▸ **Written task**
Extract each line where the string "that" shows up.

Dataset entries
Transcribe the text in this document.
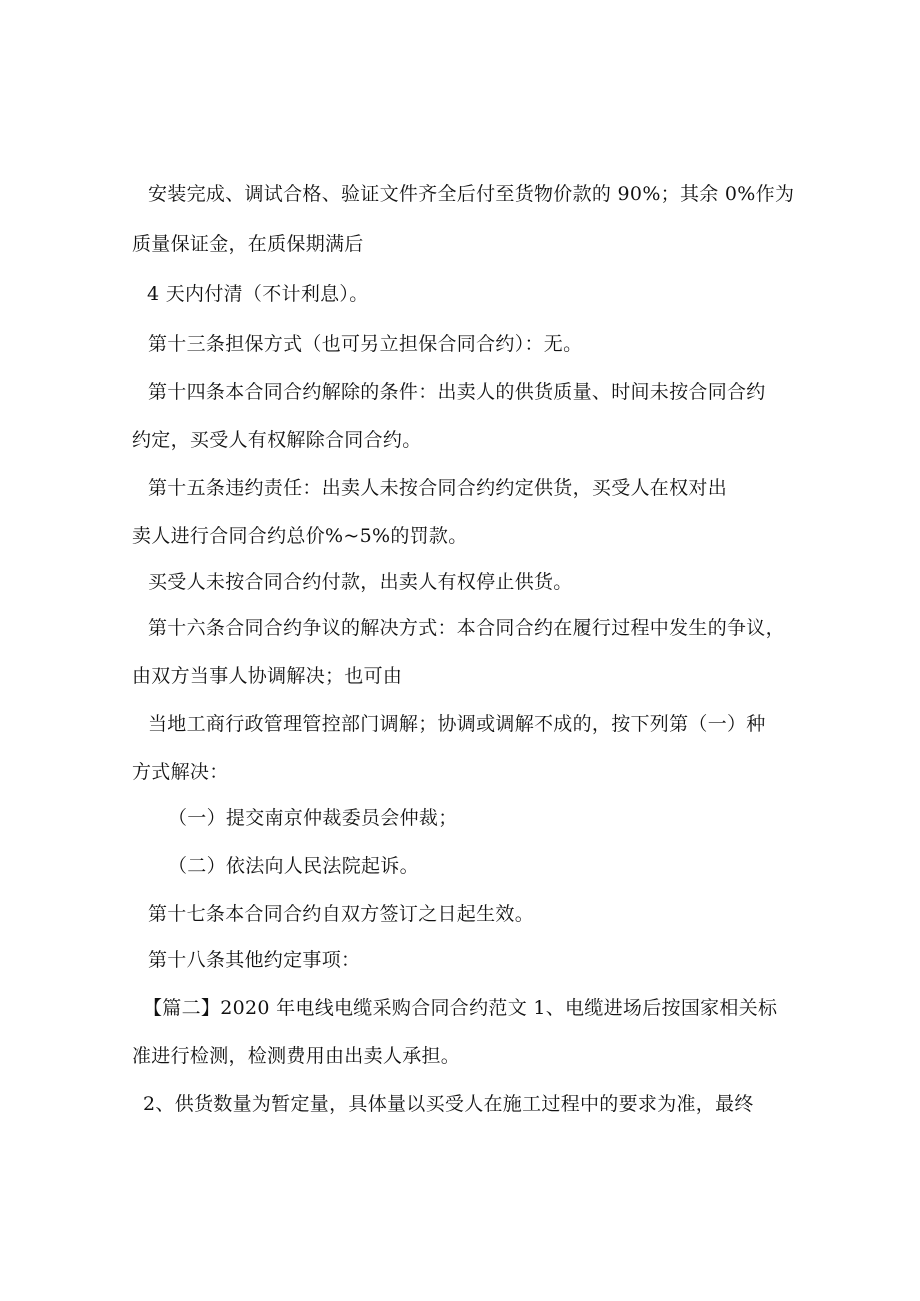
安装完成、调试合格、验证文件齐全后付至货物价款的 90%；其余 0%作为
质量保证金，在质保期满后
4 天内付清（不计利息）。
第十三条担保方式（也可另立担保合同合约）：无。
第十四条本合同合约解除的条件：出卖人的供货质量、时间未按合同合约
约定，买受人有权解除合同合约。
第十五条违约责任：出卖人未按合同合约约定供货，买受人在权对出
卖人进行合同合约总价%~5%的罚款。
买受人未按合同合约付款，出卖人有权停止供货。
第十六条合同合约争议的解决方式：本合同合约在履行过程中发生的争议，
由双方当事人协调解决；也可由
当地工商行政管理管控部门调解；协调或调解不成的，按下列第（一）种
方式解决：
（一）提交南京仲裁委员会仲裁；
（二）依法向人民法院起诉。
第十七条本合同合约自双方签订之日起生效。
第十八条其他约定事项：
【篇二】2020 年电线电缆采购合同合约范文 1、电缆进场后按国家相关标
准进行检测，检测费用由出卖人承担。
2、供货数量为暂定量，具体量以买受人在施工过程中的要求为准，最终
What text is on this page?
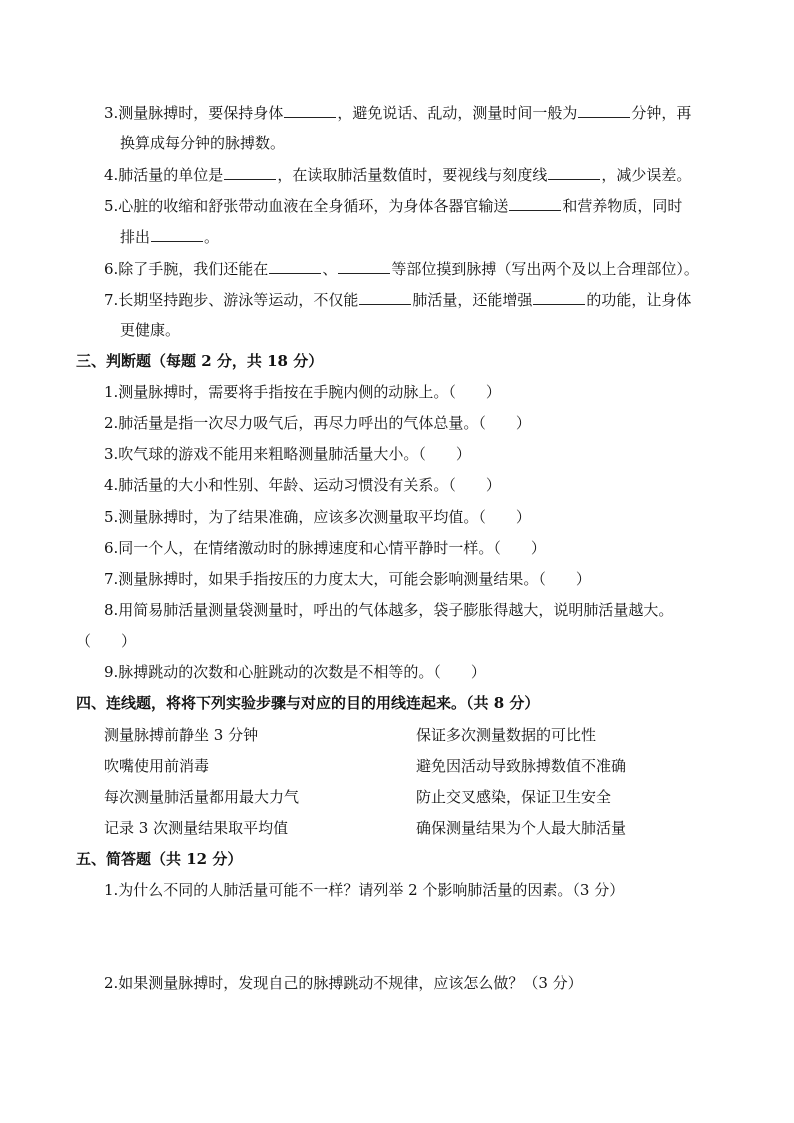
3.测量脉搏时，要保持身体	，避免说话、乱动，测量时间一般为	分钟，再
换算成每分钟的脉搏数。
4.肺活量的单位是	，在读取肺活量数值时，要视线与刻度线	，减少误差。
5.心脏的收缩和舒张带动血液在全身循环，为身体各器官输送	和营养物质，同时
排出	。
6.除了手腕，我们还能在	、	等部位摸到脉搏（写出两个及以上合理部位）。
7.长期坚持跑步、游泳等运动，不仅能	肺活量，还能增强	的功能，让身体
更健康。
三、判断题（每题 2 分，共 18 分）
1.测量脉搏时，需要将手指按在手腕内侧的动脉上。（　　）
2.肺活量是指一次尽力吸气后，再尽力呼出的气体总量。（　　）
3.吹气球的游戏不能用来粗略测量肺活量大小。（　　）
4.肺活量的大小和性别、年龄、运动习惯没有关系。（　　）
5.测量脉搏时，为了结果准确，应该多次测量取平均值。（　　）
6.同一个人，在情绪激动时的脉搏速度和心情平静时一样。（　　）
7.测量脉搏时，如果手指按压的力度太大，可能会影响测量结果。（　　）
8.用简易肺活量测量袋测量时，呼出的气体越多，袋子膨胀得越大，说明肺活量越大。
（　　）
9.脉搏跳动的次数和心脏跳动的次数是不相等的。（　　）
四、连线题，将将下列实验步骤与对应的目的用线连起来。（共 8 分）
测量脉搏前静坐 3 分钟	保证多次测量数据的可比性
吹嘴使用前消毒	避免因活动导致脉搏数值不准确
每次测量肺活量都用最大力气	防止交叉感染，保证卫生安全
记录 3 次测量结果取平均值	确保测量结果为个人最大肺活量
五、简答题（共 12 分）
1.为什么不同的人肺活量可能不一样？请列举 2 个影响肺活量的因素。（3 分）
2.如果测量脉搏时，发现自己的脉搏跳动不规律，应该怎么做？（3 分）
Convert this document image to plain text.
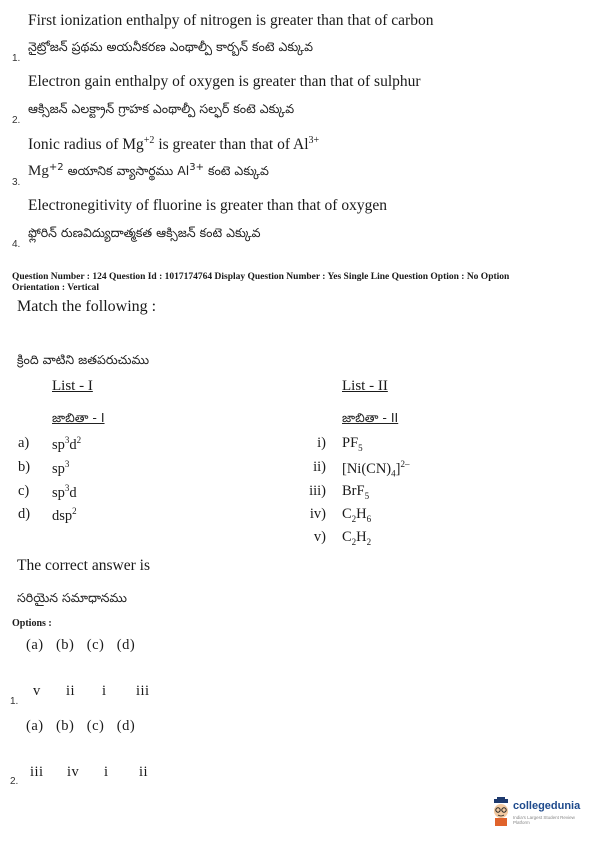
First ionization enthalpy of nitrogen is greater than that of carbon
నైట్రోజన్ ప్రథమ అయనీకరణ ఎంథాల్పీ కార్బన్ కంటె ఎక్కువ
1.
Electron gain enthalpy of oxygen is greater than that of sulphur
ఆక్సిజన్ ఎలక్ట్రాన్ గ్రాహక ఎంథాల్పీ సల్ఫర్ కంటె ఎక్కువ
2.
Ionic radius of $Mg^{+2}$ is greater than that of $Al^{3+}$
$Mg^{+2}$ అయానిక వ్యాసార్థము $Al^{3+}$ కంటె ఎక్కువ
3.
Electronegitivity of fluorine is greater than that of oxygen
ఫ్లోరిన్ రుణవిద్యుదాత్మకత ఆక్సిజన్ కంటె ఎక్కువ
4.
Question Number : 124 Question Id : 1017174764 Display Question Number : Yes Single Line Question Option : No Option
Orientation : Vertical
Match the following :
క్రింది వాటిని జతపరుచుము
List - I	List - II
జాబితా - I	జాబితా - II
a) $sp^3d^2$
b) $sp^3$
c) $sp^3d$
d) dsp$^2$
i) $PF_5$
ii) $[Ni(CN)_4]^{2-}$
iii) BrF$_5$
iv) $C_2H_6$
v) $C_2H_2$
The correct answer is
సరియైన సమాధానము
Options :
(a) (b) (c) (d)
v ii i iii
1.
(a) (b) (c) (d)
iii iv i ii
2.
collegedunia
India's Largest Student Review Platform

▸ **Response**
First ionization enthalpy of nitrogen is greater than that of carbon
Electron gain enthalpy of oxygen is greater than that of sulphur
Ionic radius of $Mg^{+2}$ is greater than that of $Al^{3+}$
Electronegitivity of fluorine is greater than that of oxygen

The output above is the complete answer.